*EXTRACTED MATERIAL*:
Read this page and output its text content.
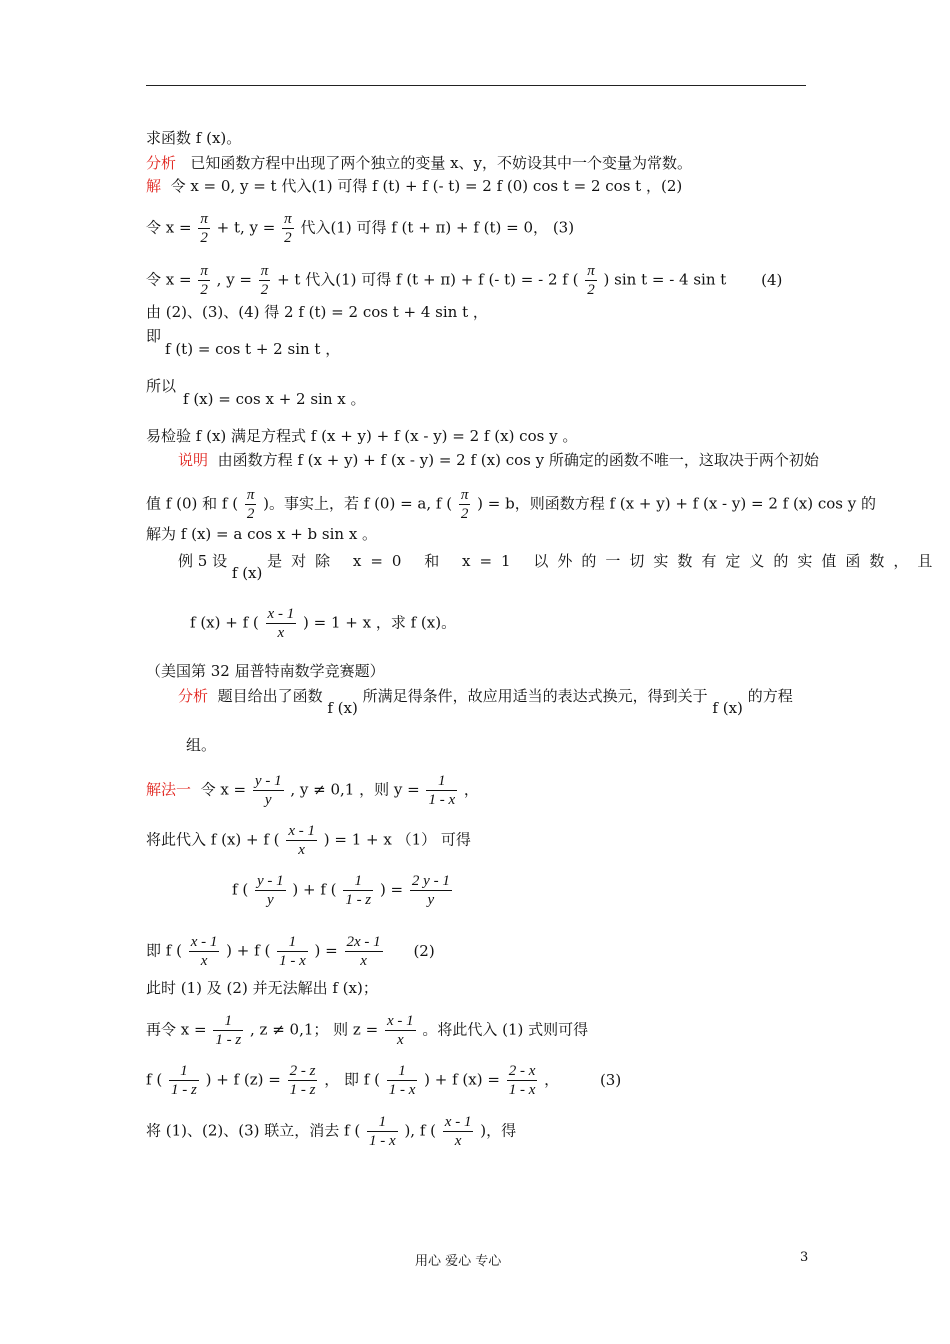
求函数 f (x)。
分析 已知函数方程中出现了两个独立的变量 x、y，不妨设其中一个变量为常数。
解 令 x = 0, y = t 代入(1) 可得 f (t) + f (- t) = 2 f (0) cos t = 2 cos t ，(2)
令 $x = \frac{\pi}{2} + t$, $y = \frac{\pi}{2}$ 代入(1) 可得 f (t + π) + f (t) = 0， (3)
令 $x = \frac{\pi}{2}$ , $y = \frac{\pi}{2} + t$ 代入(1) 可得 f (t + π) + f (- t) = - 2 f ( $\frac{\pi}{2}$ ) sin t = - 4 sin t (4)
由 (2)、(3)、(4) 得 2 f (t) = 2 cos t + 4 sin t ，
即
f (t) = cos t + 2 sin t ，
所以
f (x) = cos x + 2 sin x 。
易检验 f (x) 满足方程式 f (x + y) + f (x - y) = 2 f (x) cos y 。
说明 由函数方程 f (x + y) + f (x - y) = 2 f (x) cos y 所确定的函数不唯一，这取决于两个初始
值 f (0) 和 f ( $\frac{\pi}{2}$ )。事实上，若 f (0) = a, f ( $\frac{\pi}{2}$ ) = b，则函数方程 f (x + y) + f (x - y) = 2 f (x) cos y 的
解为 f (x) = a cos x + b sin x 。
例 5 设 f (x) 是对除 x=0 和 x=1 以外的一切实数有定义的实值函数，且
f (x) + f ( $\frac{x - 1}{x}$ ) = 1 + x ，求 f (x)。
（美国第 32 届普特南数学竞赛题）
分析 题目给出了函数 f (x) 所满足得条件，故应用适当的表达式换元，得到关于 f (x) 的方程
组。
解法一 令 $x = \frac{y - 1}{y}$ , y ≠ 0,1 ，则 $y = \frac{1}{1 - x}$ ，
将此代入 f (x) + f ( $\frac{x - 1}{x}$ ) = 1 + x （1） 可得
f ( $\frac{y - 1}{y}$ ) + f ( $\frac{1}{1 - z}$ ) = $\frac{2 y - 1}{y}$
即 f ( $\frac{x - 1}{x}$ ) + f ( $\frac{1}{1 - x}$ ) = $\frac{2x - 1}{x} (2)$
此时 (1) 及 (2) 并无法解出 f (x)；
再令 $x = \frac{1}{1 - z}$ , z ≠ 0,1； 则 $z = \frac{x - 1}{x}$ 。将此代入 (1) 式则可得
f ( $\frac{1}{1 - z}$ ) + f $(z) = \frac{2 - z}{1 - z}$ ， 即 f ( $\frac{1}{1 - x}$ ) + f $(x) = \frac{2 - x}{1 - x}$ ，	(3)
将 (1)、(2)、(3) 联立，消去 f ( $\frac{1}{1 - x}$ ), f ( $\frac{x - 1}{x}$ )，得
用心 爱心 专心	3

...

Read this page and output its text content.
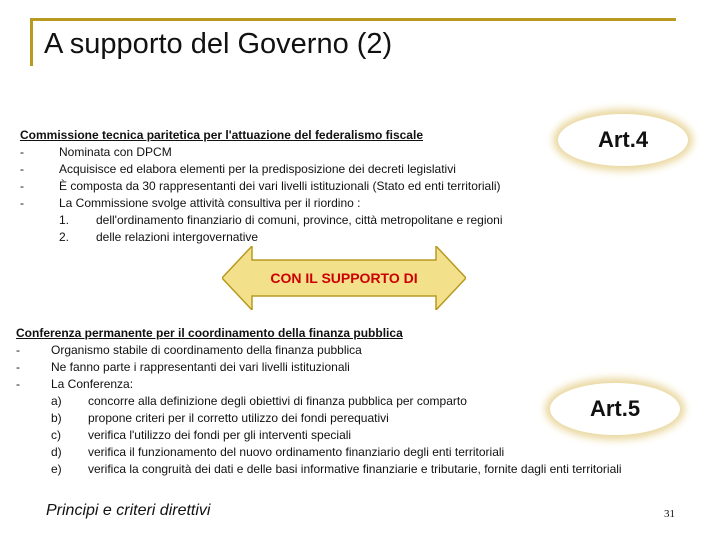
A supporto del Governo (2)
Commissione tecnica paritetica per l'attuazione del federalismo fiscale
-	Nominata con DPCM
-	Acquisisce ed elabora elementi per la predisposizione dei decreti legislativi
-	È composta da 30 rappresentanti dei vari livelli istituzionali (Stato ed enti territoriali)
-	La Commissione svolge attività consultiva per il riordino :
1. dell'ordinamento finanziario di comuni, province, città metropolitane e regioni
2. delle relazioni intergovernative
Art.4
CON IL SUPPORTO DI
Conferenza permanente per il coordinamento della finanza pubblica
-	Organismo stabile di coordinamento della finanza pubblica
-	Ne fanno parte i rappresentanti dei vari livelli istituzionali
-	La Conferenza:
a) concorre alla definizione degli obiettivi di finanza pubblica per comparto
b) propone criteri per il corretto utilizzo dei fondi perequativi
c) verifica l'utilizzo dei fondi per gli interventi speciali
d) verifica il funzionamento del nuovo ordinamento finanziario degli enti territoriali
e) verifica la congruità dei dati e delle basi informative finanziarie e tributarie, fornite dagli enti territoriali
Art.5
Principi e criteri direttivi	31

*WHAT THIS TASK INVOLVES*: Identify the lines of the data that contain the word "coordinamento". Copy each of them.

*TASK RESULT*:
Conferenza permanente per il coordinamento della finanza pubblica
-	Organismo stabile di coordinamento della finanza pubblica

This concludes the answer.